Work to be completed —
Filter the data below for the string "制则破焉" and copy each matching line.

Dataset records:
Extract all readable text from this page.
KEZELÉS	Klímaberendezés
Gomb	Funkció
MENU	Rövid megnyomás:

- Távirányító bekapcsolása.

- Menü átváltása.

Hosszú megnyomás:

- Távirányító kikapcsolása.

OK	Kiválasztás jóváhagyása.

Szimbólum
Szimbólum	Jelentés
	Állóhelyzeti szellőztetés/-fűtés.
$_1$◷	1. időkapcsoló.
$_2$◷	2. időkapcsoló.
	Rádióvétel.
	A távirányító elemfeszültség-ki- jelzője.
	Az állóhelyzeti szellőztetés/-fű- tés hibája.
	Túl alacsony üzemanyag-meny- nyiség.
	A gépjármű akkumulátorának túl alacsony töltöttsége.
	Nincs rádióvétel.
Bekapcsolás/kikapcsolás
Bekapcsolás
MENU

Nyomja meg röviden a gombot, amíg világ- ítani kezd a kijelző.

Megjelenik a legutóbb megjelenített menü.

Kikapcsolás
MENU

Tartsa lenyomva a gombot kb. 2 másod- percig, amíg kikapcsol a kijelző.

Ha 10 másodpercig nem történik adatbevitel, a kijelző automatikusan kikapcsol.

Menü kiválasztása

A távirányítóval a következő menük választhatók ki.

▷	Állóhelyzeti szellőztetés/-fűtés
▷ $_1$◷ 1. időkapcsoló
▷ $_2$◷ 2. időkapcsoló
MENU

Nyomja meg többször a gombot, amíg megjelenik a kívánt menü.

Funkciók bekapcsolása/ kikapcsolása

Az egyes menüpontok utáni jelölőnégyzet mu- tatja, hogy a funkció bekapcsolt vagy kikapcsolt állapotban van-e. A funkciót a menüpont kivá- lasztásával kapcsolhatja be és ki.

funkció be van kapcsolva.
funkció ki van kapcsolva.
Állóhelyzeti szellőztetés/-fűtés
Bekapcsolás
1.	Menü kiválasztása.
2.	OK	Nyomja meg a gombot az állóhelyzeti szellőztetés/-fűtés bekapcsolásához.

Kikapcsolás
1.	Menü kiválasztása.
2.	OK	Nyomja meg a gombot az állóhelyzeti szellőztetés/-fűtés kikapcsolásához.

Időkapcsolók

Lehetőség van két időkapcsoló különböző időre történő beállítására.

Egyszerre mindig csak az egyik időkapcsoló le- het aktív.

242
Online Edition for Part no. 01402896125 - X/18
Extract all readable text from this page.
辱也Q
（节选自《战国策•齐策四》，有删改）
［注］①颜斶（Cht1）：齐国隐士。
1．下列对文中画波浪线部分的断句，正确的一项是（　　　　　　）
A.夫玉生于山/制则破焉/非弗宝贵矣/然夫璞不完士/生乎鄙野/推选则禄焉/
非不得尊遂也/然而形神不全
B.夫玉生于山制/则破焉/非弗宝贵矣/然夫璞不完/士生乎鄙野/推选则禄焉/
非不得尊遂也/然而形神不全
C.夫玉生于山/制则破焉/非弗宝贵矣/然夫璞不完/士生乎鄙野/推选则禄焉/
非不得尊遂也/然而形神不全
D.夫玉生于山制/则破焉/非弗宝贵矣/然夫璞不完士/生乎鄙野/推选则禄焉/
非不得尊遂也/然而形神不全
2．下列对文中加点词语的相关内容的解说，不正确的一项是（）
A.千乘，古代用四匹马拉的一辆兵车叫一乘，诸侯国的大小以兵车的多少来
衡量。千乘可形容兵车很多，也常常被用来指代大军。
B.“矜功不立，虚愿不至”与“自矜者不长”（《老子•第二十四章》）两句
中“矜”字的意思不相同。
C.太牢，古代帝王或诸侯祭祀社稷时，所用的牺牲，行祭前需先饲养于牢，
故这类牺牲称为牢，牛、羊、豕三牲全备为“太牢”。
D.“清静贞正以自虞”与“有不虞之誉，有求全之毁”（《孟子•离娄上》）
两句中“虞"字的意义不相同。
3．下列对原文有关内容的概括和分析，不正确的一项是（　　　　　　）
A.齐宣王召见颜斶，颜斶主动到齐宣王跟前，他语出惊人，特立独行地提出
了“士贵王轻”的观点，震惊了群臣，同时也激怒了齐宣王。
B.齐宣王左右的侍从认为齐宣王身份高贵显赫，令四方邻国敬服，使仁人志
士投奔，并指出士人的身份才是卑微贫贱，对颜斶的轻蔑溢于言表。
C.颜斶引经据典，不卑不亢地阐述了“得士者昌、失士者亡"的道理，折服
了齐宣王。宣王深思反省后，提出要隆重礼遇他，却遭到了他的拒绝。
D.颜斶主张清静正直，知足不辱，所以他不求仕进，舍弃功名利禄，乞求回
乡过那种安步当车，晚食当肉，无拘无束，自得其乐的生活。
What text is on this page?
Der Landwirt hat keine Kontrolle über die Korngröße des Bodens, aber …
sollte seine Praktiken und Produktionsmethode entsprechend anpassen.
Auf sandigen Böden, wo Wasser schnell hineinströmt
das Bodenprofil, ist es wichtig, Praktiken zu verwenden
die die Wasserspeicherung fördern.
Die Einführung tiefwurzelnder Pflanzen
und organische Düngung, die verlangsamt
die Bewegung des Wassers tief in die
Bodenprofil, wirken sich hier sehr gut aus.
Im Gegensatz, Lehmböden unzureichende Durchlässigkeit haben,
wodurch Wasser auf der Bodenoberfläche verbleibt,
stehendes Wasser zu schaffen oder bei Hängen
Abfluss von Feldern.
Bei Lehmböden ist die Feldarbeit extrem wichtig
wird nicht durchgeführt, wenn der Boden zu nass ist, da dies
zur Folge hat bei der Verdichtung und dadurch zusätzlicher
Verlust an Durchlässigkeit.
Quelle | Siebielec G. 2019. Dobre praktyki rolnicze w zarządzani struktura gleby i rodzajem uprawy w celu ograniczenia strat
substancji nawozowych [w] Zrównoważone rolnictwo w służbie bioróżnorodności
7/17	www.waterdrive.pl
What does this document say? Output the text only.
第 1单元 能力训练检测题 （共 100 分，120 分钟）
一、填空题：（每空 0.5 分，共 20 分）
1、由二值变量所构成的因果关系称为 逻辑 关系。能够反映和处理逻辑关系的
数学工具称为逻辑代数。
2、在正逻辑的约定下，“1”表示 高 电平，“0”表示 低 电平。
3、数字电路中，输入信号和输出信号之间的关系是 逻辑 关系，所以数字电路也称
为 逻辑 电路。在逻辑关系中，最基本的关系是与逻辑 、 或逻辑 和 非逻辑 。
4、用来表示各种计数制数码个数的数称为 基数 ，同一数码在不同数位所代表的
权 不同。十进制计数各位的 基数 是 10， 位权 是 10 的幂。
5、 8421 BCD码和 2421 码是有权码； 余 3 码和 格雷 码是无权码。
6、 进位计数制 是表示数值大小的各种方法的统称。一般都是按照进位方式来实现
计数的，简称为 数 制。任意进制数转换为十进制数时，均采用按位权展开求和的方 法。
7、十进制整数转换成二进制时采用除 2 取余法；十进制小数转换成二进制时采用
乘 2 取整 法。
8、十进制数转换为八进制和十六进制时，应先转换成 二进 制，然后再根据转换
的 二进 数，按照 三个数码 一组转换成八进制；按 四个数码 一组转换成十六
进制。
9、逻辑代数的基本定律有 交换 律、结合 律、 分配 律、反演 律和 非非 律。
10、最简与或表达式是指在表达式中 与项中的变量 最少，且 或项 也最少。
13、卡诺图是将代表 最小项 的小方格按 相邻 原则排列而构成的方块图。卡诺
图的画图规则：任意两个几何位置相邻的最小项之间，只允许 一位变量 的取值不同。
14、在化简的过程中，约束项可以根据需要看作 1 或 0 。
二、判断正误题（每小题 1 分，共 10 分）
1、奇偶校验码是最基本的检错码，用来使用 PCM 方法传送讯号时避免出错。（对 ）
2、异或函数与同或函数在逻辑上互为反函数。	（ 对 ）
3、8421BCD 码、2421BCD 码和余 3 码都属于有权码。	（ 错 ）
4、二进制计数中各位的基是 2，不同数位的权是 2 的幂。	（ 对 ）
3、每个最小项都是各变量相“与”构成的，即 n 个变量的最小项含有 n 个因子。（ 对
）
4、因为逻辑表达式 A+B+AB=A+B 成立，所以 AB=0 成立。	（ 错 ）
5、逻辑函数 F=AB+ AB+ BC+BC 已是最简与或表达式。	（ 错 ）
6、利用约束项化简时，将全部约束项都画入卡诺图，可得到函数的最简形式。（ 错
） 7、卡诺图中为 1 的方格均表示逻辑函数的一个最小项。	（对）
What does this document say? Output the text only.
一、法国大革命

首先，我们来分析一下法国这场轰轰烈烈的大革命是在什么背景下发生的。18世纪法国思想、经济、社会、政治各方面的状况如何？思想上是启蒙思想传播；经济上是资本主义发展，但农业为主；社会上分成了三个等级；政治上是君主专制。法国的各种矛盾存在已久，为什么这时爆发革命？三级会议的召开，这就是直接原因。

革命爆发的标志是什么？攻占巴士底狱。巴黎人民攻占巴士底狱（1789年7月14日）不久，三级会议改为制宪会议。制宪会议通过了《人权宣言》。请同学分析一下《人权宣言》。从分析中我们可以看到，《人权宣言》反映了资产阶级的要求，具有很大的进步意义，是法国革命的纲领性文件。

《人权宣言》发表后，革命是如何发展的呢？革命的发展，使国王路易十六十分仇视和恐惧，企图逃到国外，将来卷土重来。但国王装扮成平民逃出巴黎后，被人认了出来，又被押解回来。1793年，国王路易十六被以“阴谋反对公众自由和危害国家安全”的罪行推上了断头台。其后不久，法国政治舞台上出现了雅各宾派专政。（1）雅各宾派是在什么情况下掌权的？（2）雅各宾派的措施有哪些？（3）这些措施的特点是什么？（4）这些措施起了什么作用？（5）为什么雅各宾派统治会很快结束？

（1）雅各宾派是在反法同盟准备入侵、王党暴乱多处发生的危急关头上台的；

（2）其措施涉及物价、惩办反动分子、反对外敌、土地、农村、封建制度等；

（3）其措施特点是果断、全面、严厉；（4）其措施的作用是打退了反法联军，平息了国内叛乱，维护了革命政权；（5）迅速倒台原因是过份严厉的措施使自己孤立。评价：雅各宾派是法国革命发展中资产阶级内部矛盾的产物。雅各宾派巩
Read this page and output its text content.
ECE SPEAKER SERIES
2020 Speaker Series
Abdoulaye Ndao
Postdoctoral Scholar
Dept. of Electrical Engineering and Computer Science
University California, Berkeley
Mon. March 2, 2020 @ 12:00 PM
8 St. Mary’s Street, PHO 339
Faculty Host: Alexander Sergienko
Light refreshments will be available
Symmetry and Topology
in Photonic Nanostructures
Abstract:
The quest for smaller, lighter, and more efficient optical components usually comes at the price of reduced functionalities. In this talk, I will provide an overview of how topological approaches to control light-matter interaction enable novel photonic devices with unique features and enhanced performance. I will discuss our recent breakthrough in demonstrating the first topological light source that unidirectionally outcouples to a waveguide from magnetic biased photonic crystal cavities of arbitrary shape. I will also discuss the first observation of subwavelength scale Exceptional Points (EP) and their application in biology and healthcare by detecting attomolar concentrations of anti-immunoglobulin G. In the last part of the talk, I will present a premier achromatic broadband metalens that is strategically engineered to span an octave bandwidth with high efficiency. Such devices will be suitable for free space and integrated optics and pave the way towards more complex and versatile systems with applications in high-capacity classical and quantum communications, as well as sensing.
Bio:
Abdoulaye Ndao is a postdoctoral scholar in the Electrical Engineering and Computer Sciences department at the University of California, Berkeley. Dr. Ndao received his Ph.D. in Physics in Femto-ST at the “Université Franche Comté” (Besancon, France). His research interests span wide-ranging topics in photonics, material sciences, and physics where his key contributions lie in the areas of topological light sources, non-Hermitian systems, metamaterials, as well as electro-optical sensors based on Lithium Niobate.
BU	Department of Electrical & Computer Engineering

Completed task —
A.夫玉生于山/制则破焉/非弗宝贵矣/然夫璞不完士/生乎鄙野/推选则禄焉/
C.夫玉生于山/制则破焉/非弗宝贵矣/然夫璞不完/士生乎鄙野/推选则禄焉/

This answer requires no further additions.